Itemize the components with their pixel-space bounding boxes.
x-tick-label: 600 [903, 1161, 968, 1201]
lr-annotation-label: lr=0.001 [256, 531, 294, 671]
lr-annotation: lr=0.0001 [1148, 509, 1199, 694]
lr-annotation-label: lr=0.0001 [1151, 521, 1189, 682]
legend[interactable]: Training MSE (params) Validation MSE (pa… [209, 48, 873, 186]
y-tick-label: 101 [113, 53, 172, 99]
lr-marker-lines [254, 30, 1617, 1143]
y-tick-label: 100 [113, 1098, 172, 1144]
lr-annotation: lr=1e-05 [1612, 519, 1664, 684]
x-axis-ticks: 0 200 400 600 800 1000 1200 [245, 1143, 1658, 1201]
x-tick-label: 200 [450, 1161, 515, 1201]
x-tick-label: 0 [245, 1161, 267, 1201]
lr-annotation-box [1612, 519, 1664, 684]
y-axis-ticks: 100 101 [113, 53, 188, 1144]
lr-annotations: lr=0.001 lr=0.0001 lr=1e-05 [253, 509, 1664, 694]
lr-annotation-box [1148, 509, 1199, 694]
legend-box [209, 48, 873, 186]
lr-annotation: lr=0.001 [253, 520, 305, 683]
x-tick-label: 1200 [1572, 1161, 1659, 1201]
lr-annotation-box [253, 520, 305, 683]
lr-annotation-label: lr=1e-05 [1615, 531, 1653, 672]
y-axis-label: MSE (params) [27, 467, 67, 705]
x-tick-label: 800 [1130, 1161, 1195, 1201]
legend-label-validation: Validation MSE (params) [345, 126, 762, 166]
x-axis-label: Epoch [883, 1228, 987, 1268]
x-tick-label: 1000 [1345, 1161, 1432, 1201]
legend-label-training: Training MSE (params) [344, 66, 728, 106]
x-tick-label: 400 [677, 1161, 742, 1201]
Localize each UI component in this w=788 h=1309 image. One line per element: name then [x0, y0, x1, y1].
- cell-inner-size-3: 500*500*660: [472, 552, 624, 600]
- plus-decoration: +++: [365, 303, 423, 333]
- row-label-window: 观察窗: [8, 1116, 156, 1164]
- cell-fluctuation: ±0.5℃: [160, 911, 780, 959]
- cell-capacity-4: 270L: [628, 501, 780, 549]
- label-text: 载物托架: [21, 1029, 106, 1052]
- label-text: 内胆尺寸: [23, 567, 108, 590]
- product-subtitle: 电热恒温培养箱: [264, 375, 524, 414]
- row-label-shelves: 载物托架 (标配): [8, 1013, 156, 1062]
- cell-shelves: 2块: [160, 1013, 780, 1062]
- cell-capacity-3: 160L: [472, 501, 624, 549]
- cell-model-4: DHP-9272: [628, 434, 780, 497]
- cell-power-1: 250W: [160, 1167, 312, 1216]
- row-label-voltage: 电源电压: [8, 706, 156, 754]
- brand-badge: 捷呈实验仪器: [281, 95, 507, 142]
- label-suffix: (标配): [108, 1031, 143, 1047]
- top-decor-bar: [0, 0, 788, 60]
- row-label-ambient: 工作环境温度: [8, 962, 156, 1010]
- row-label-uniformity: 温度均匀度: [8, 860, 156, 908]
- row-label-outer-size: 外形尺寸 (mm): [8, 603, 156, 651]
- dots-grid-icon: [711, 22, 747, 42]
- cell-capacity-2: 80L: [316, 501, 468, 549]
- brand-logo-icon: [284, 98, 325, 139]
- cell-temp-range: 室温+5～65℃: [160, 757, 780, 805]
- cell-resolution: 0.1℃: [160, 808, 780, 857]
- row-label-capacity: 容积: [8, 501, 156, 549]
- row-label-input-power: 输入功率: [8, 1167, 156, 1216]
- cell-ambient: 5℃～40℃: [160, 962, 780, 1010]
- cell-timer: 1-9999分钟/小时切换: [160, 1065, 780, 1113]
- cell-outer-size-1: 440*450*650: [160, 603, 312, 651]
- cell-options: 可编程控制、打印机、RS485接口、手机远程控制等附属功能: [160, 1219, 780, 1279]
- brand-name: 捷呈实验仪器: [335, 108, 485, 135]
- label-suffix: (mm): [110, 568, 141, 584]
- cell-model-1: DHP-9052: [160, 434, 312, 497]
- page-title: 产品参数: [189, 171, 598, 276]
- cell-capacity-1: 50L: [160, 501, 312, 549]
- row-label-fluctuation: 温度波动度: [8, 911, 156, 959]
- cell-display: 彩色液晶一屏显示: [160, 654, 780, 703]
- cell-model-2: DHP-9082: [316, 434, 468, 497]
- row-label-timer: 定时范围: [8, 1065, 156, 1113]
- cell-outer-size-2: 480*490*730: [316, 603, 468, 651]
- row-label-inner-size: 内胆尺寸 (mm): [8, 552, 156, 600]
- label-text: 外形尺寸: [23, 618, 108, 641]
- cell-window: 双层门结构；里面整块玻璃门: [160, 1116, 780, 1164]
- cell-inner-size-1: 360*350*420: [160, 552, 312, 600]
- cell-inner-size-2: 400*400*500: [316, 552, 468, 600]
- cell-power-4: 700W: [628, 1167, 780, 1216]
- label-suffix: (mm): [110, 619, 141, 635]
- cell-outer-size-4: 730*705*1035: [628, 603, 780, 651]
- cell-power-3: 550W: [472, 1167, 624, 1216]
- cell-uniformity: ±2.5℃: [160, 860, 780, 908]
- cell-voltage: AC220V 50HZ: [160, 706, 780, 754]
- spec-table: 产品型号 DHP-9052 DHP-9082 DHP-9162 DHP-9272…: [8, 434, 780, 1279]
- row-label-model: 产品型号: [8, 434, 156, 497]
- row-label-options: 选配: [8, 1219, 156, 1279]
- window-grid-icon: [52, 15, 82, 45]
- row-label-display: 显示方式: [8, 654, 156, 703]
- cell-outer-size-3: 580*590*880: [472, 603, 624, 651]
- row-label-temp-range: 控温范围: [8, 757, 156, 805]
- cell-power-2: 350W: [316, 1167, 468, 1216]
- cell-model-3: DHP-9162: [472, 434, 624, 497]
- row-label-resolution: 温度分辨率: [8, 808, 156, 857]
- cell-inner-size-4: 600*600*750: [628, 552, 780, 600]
****************
Work required: Rewrite all of the material above, changing every "x-tick-label" to "x-axis-tick-label" and leaving everything else the same.

Solution for this task:
Itemize the components with their pixel-space bounding boxes.
x-axis-tick-label: 600 [903, 1161, 968, 1201]
lr-annotation-label: lr=0.001 [256, 531, 294, 671]
lr-annotation: lr=0.0001 [1148, 509, 1199, 694]
lr-annotation-label: lr=0.0001 [1151, 521, 1189, 682]
legend[interactable]: Training MSE (params) Validation MSE (pa… [209, 48, 873, 186]
y-tick-label: 101 [113, 53, 172, 99]
lr-marker-lines [254, 30, 1617, 1143]
y-tick-label: 100 [113, 1098, 172, 1144]
lr-annotation: lr=1e-05 [1612, 519, 1664, 684]
x-axis-ticks: 0 200 400 600 800 1000 1200 [245, 1143, 1658, 1201]
x-axis-tick-label: 200 [450, 1161, 515, 1201]
x-axis-tick-label: 0 [245, 1161, 267, 1201]
lr-annotation-box [1612, 519, 1664, 684]
y-axis-ticks: 100 101 [113, 53, 188, 1144]
lr-annotations: lr=0.001 lr=0.0001 lr=1e-05 [253, 509, 1664, 694]
lr-annotation-box [1148, 509, 1199, 694]
legend-box [209, 48, 873, 186]
lr-annotation: lr=0.001 [253, 520, 305, 683]
x-axis-tick-label: 1200 [1572, 1161, 1659, 1201]
lr-annotation-box [253, 520, 305, 683]
lr-annotation-label: lr=1e-05 [1615, 531, 1653, 672]
y-axis-label: MSE (params) [27, 467, 67, 705]
x-axis-tick-label: 800 [1130, 1161, 1195, 1201]
legend-label-validation: Validation MSE (params) [345, 126, 762, 166]
x-axis-label: Epoch [883, 1228, 987, 1268]
x-axis-tick-label: 1000 [1345, 1161, 1432, 1201]
legend-label-training: Training MSE (params) [344, 66, 728, 106]
x-axis-tick-label: 400 [677, 1161, 742, 1201]
Localize each UI component in this w=788 h=1309 image. One line per element: name then [x0, y0, x1, y1].
- cell-inner-size-3: 500*500*660: [472, 552, 624, 600]
- plus-decoration: +++: [365, 303, 423, 333]
- row-label-window: 观察窗: [8, 1116, 156, 1164]
- cell-fluctuation: ±0.5℃: [160, 911, 780, 959]
- cell-capacity-4: 270L: [628, 501, 780, 549]
- label-text: 载物托架: [21, 1029, 106, 1052]
- label-text: 内胆尺寸: [23, 567, 108, 590]
- product-subtitle: 电热恒温培养箱: [264, 375, 524, 414]
- row-label-shelves: 载物托架 (标配): [8, 1013, 156, 1062]
- cell-shelves: 2块: [160, 1013, 780, 1062]
- cell-capacity-3: 160L: [472, 501, 624, 549]
- cell-model-4: DHP-9272: [628, 434, 780, 497]
- cell-power-1: 250W: [160, 1167, 312, 1216]
- row-label-voltage: 电源电压: [8, 706, 156, 754]
- brand-badge: 捷呈实验仪器: [281, 95, 507, 142]
- label-suffix: (标配): [108, 1031, 143, 1047]
- top-decor-bar: [0, 0, 788, 60]
- row-label-ambient: 工作环境温度: [8, 962, 156, 1010]
- row-label-uniformity: 温度均匀度: [8, 860, 156, 908]
- row-label-outer-size: 外形尺寸 (mm): [8, 603, 156, 651]
- dots-grid-icon: [711, 22, 747, 42]
- cell-capacity-2: 80L: [316, 501, 468, 549]
- brand-logo-icon: [284, 98, 325, 139]
- cell-temp-range: 室温+5～65℃: [160, 757, 780, 805]
- cell-resolution: 0.1℃: [160, 808, 780, 857]
- row-label-capacity: 容积: [8, 501, 156, 549]
- row-label-input-power: 输入功率: [8, 1167, 156, 1216]
- cell-ambient: 5℃～40℃: [160, 962, 780, 1010]
- cell-timer: 1-9999分钟/小时切换: [160, 1065, 780, 1113]
- cell-outer-size-1: 440*450*650: [160, 603, 312, 651]
- cell-options: 可编程控制、打印机、RS485接口、手机远程控制等附属功能: [160, 1219, 780, 1279]
- brand-name: 捷呈实验仪器: [335, 108, 485, 135]
- label-suffix: (mm): [110, 568, 141, 584]
- cell-model-1: DHP-9052: [160, 434, 312, 497]
- page-title: 产品参数: [189, 171, 598, 276]
- cell-capacity-1: 50L: [160, 501, 312, 549]
- row-label-fluctuation: 温度波动度: [8, 911, 156, 959]
- cell-display: 彩色液晶一屏显示: [160, 654, 780, 703]
- cell-model-2: DHP-9082: [316, 434, 468, 497]
- row-label-timer: 定时范围: [8, 1065, 156, 1113]
- cell-outer-size-2: 480*490*730: [316, 603, 468, 651]
- row-label-inner-size: 内胆尺寸 (mm): [8, 552, 156, 600]
- label-text: 外形尺寸: [23, 618, 108, 641]
- cell-window: 双层门结构；里面整块玻璃门: [160, 1116, 780, 1164]
- cell-inner-size-1: 360*350*420: [160, 552, 312, 600]
- cell-inner-size-2: 400*400*500: [316, 552, 468, 600]
- cell-power-4: 700W: [628, 1167, 780, 1216]
- label-suffix: (mm): [110, 619, 141, 635]
- cell-outer-size-4: 730*705*1035: [628, 603, 780, 651]
- cell-power-3: 550W: [472, 1167, 624, 1216]
- cell-uniformity: ±2.5℃: [160, 860, 780, 908]
- cell-voltage: AC220V 50HZ: [160, 706, 780, 754]
- spec-table: 产品型号 DHP-9052 DHP-9082 DHP-9162 DHP-9272…: [8, 434, 780, 1279]
- row-label-model: 产品型号: [8, 434, 156, 497]
- row-label-options: 选配: [8, 1219, 156, 1279]
- window-grid-icon: [52, 15, 82, 45]
- row-label-display: 显示方式: [8, 654, 156, 703]
- cell-outer-size-3: 580*590*880: [472, 603, 624, 651]
- row-label-temp-range: 控温范围: [8, 757, 156, 805]
- cell-power-2: 350W: [316, 1167, 468, 1216]
- cell-model-3: DHP-9162: [472, 434, 624, 497]
- row-label-resolution: 温度分辨率: [8, 808, 156, 857]
- cell-inner-size-4: 600*600*750: [628, 552, 780, 600]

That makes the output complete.